- **Work to be completed**
Transcribe all the records with complete accuracy.

Records excerpted from a collection

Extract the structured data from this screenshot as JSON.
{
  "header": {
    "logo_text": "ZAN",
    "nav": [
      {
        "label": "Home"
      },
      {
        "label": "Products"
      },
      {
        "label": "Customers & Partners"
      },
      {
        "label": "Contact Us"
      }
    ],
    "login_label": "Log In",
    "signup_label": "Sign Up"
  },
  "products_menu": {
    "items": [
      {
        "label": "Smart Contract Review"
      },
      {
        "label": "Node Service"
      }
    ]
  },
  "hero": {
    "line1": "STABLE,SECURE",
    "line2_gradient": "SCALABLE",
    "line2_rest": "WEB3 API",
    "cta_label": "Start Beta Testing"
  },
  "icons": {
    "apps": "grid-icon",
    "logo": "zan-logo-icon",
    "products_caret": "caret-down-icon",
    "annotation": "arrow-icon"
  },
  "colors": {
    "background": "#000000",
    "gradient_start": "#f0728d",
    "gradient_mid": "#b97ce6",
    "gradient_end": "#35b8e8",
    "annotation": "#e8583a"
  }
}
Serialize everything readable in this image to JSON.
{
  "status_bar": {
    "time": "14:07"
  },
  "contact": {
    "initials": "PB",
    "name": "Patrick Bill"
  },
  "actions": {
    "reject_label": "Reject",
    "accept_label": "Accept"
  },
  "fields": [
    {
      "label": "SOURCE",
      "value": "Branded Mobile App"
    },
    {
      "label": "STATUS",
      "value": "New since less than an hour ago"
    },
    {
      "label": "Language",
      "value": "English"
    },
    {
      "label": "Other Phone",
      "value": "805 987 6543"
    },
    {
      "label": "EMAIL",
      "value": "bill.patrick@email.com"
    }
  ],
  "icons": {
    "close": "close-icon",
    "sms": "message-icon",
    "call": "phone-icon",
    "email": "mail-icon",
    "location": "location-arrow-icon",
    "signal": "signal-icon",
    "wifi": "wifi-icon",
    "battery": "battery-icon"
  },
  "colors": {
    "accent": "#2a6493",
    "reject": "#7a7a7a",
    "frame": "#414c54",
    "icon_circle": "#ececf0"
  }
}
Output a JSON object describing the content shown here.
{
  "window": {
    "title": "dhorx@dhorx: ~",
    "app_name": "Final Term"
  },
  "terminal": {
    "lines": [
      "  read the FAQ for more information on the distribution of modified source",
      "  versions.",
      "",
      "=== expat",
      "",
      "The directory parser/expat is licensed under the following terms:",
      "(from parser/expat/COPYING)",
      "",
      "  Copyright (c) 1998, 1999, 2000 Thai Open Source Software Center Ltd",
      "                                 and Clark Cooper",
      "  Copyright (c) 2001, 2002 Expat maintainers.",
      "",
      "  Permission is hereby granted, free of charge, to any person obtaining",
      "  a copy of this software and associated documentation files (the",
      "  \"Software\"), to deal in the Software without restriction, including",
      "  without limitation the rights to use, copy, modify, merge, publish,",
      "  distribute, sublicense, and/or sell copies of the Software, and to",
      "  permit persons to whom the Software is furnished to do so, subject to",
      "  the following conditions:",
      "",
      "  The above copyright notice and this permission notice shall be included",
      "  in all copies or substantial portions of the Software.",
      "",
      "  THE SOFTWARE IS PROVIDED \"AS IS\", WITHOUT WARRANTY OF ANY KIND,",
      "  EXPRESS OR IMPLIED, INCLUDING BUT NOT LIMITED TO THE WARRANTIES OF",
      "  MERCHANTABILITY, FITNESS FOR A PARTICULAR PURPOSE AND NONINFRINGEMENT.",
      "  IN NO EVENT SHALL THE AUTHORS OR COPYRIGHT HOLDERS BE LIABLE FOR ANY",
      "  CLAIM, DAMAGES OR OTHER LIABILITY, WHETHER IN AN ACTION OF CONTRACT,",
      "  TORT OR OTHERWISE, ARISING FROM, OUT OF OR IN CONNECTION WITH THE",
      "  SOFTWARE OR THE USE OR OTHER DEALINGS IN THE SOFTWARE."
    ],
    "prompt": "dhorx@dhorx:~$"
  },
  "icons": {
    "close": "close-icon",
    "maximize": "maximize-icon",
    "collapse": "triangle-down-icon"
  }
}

- **Complete response**
Extract the structured data from this screenshot as JSON.
{
  "header": {
    "logo_text": "ZAN",
    "nav": [
      {
        "label": "Home"
      },
      {
        "label": "Products"
      },
      {
        "label": "Customers & Partners"
      },
      {
        "label": "Contact Us"
      }
    ],
    "login_label": "Log In",
    "signup_label": "Sign Up"
  },
  "products_menu": {
    "items": [
      {
        "label": "Smart Contract Review"
      },
      {
        "label": "Node Service"
      }
    ]
  },
  "hero": {
    "line1": "STABLE,SECURE",
    "line2_gradient": "SCALABLE",
    "line2_rest": "WEB3 API",
    "cta_label": "Start Beta Testing"
  },
  "icons": {
    "apps": "grid-icon",
    "logo": "zan-logo-icon",
    "products_caret": "caret-down-icon",
    "annotation": "arrow-icon"
  },
  "colors": {
    "background": "#000000",
    "gradient_start": "#f0728d",
    "gradient_mid": "#b97ce6",
    "gradient_end": "#35b8e8",
    "annotation": "#e8583a"
  }
}
Serialize everything readable in this image to JSON.
{
  "status_bar": {
    "time": "14:07"
  },
  "contact": {
    "initials": "PB",
    "name": "Patrick Bill"
  },
  "actions": {
    "reject_label": "Reject",
    "accept_label": "Accept"
  },
  "fields": [
    {
      "label": "SOURCE",
      "value": "Branded Mobile App"
    },
    {
      "label": "STATUS",
      "value": "New since less than an hour ago"
    },
    {
      "label": "Language",
      "value": "English"
    },
    {
      "label": "Other Phone",
      "value": "805 987 6543"
    },
    {
      "label": "EMAIL",
      "value": "bill.patrick@email.com"
    }
  ],
  "icons": {
    "close": "close-icon",
    "sms": "message-icon",
    "call": "phone-icon",
    "email": "mail-icon",
    "location": "location-arrow-icon",
    "signal": "signal-icon",
    "wifi": "wifi-icon",
    "battery": "battery-icon"
  },
  "colors": {
    "accent": "#2a6493",
    "reject": "#7a7a7a",
    "frame": "#414c54",
    "icon_circle": "#ececf0"
  }
}
Output a JSON object describing the content shown here.
{
  "window": {
    "title": "dhorx@dhorx: ~",
    "app_name": "Final Term"
  },
  "terminal": {
    "lines": [
      "  read the FAQ for more information on the distribution of modified source",
      "  versions.",
      "",
      "=== expat",
      "",
      "The directory parser/expat is licensed under the following terms:",
      "(from parser/expat/COPYING)",
      "",
      "  Copyright (c) 1998, 1999, 2000 Thai Open Source Software Center Ltd",
      "                                 and Clark Cooper",
      "  Copyright (c) 2001, 2002 Expat maintainers.",
      "",
      "  Permission is hereby granted, free of charge, to any person obtaining",
      "  a copy of this software and associated documentation files (the",
      "  \"Software\"), to deal in the Software without restriction, including",
      "  without limitation the rights to use, copy, modify, merge, publish,",
      "  distribute, sublicense, and/or sell copies of the Software, and to",
      "  permit persons to whom the Software is furnished to do so, subject to",
      "  the following conditions:",
      "",
      "  The above copyright notice and this permission notice shall be included",
      "  in all copies or substantial portions of the Software.",
      "",
      "  THE SOFTWARE IS PROVIDED \"AS IS\", WITHOUT WARRANTY OF ANY KIND,",
      "  EXPRESS OR IMPLIED, INCLUDING BUT NOT LIMITED TO THE WARRANTIES OF",
      "  MERCHANTABILITY, FITNESS FOR A PARTICULAR PURPOSE AND NONINFRINGEMENT.",
      "  IN NO EVENT SHALL THE AUTHORS OR COPYRIGHT HOLDERS BE LIABLE FOR ANY",
      "  CLAIM, DAMAGES OR OTHER LIABILITY, WHETHER IN AN ACTION OF CONTRACT,",
      "  TORT OR OTHERWISE, ARISING FROM, OUT OF OR IN CONNECTION WITH THE",
      "  SOFTWARE OR THE USE OR OTHER DEALINGS IN THE SOFTWARE."
    ],
    "prompt": "dhorx@dhorx:~$"
  },
  "icons": {
    "close": "close-icon",
    "maximize": "maximize-icon",
    "collapse": "triangle-down-icon"
  }
}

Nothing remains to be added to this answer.